*Stated task:* Give every line of the data again, unchanged, but with no pictures.
★ ★ ★ ★ ★ ★ ★
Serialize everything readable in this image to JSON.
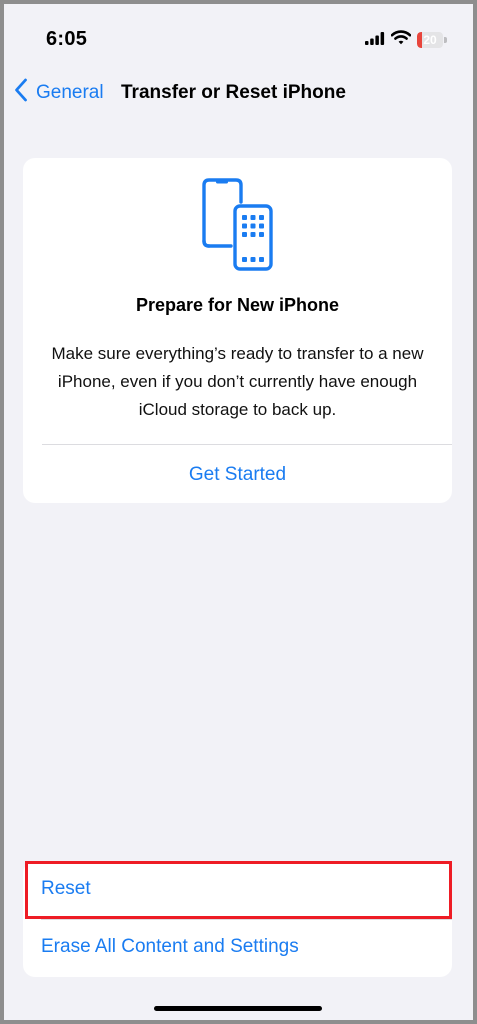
{
  "status_bar": {
    "time": "6:05",
    "battery_level": "20",
    "battery_fraction": 0.2,
    "icons": [
      "signal-icon",
      "wifi-icon",
      "battery-icon"
    ]
  },
  "nav": {
    "back_label": "General",
    "title": "Transfer or Reset iPhone"
  },
  "prepare_card": {
    "icon": "phones-transfer-icon",
    "title": "Prepare for New iPhone",
    "body": "Make sure everything’s ready to transfer to a new iPhone, even if you don’t currently have enough iCloud storage to back up.",
    "action_label": "Get Started"
  },
  "reset_group": {
    "reset_label": "Reset",
    "erase_label": "Erase All Content and Settings"
  },
  "colors": {
    "accent": "#1a7cf1",
    "background": "#f2f2f7",
    "highlight": "#ee1c25",
    "battery_low": "#e8453c"
  }
}
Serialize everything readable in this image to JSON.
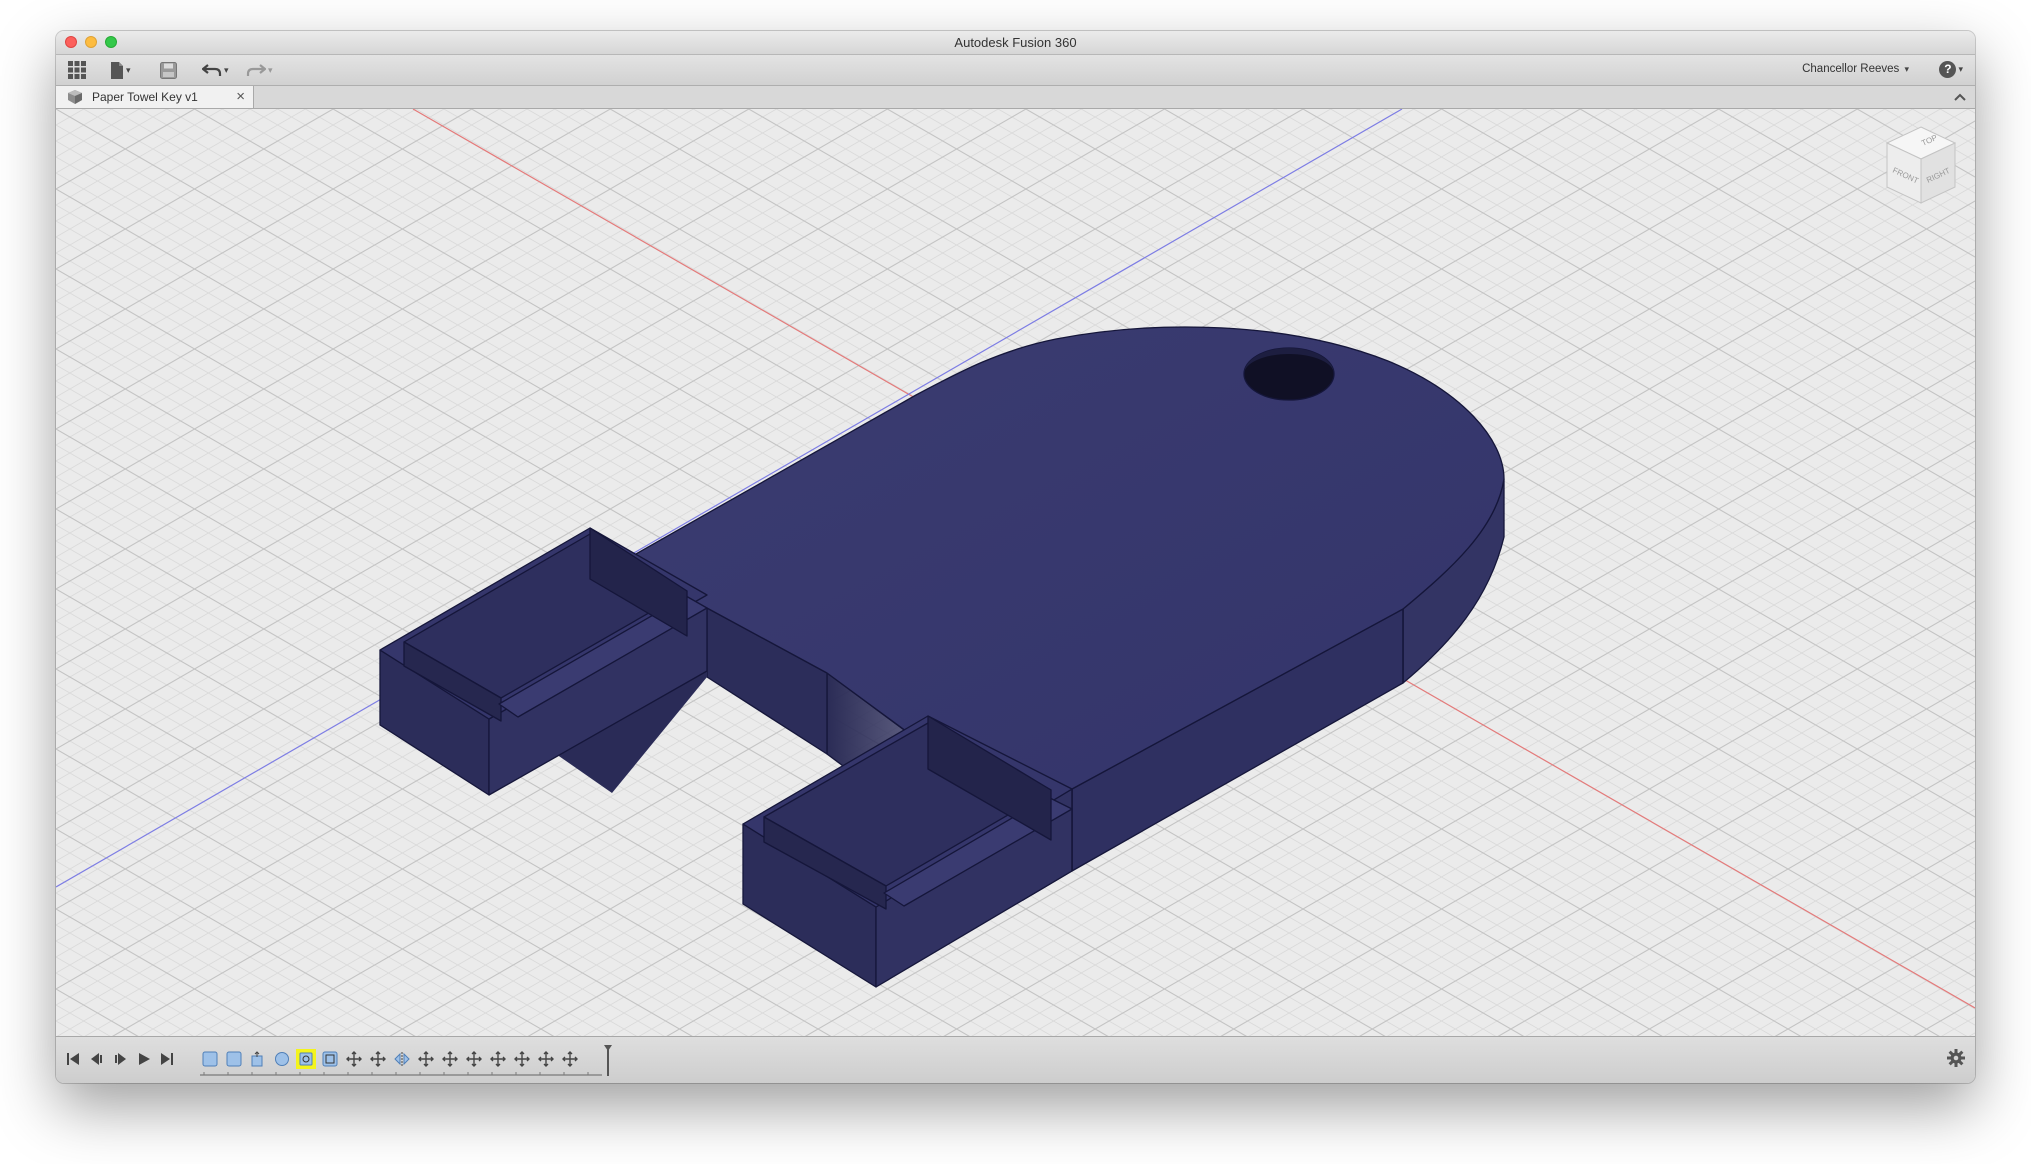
{
  "window": {
    "title": "Autodesk Fusion 360"
  },
  "toolbar": {
    "user_name": "Chancellor Reeves"
  },
  "document_tab": {
    "label": "Paper Towel Key v1",
    "close_glyph": "×"
  },
  "help": {
    "glyph": "?"
  },
  "viewcube": {
    "faces": [
      "TOP",
      "FRONT",
      "RIGHT"
    ]
  },
  "colors": {
    "model_top": "#36376a",
    "model_side": "#2e2f5c",
    "grid_bg": "#ebebeb",
    "axis_red": "#e26a6a",
    "axis_blue": "#6a6ade",
    "active_feature_highlight": "#f4f41c"
  },
  "timeline": {
    "controls": [
      "first-frame-icon",
      "step-back-icon",
      "step-forward-icon",
      "play-icon",
      "last-frame-icon"
    ],
    "features": [
      "sketch",
      "sketch",
      "extrude",
      "sketch",
      "extrude-active",
      "sketch",
      "move",
      "move",
      "mirror",
      "move",
      "move",
      "move",
      "move",
      "move",
      "move"
    ],
    "active_feature_index": 4
  }
}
★ ★ ★ ★ ★ ★ ★
*Full response:*
Serialize everything readable in this image to JSON.
{
  "status_bar": {
    "time": "6:05",
    "battery_level": "20",
    "battery_fraction": 0.2,
    "icons": [
      "signal-icon",
      "wifi-icon",
      "battery-icon"
    ]
  },
  "nav": {
    "back_label": "General",
    "title": "Transfer or Reset iPhone"
  },
  "prepare_card": {
    "icon": "phones-transfer-icon",
    "title": "Prepare for New iPhone",
    "body": "Make sure everything’s ready to transfer to a new iPhone, even if you don’t currently have enough iCloud storage to back up.",
    "action_label": "Get Started"
  },
  "reset_group": {
    "reset_label": "Reset",
    "erase_label": "Erase All Content and Settings"
  },
  "colors": {
    "accent": "#1a7cf1",
    "background": "#f2f2f7",
    "highlight": "#ee1c25",
    "battery_low": "#e8453c"
  }
}
Serialize everything readable in this image to JSON.
{
  "window": {
    "title": "Autodesk Fusion 360"
  },
  "toolbar": {
    "user_name": "Chancellor Reeves"
  },
  "document_tab": {
    "label": "Paper Towel Key v1",
    "close_glyph": "×"
  },
  "help": {
    "glyph": "?"
  },
  "viewcube": {
    "faces": [
      "TOP",
      "FRONT",
      "RIGHT"
    ]
  },
  "colors": {
    "model_top": "#36376a",
    "model_side": "#2e2f5c",
    "grid_bg": "#ebebeb",
    "axis_red": "#e26a6a",
    "axis_blue": "#6a6ade",
    "active_feature_highlight": "#f4f41c"
  },
  "timeline": {
    "controls": [
      "first-frame-icon",
      "step-back-icon",
      "step-forward-icon",
      "play-icon",
      "last-frame-icon"
    ],
    "features": [
      "sketch",
      "sketch",
      "extrude",
      "sketch",
      "extrude-active",
      "sketch",
      "move",
      "move",
      "mirror",
      "move",
      "move",
      "move",
      "move",
      "move",
      "move"
    ],
    "active_feature_index": 4
  }
}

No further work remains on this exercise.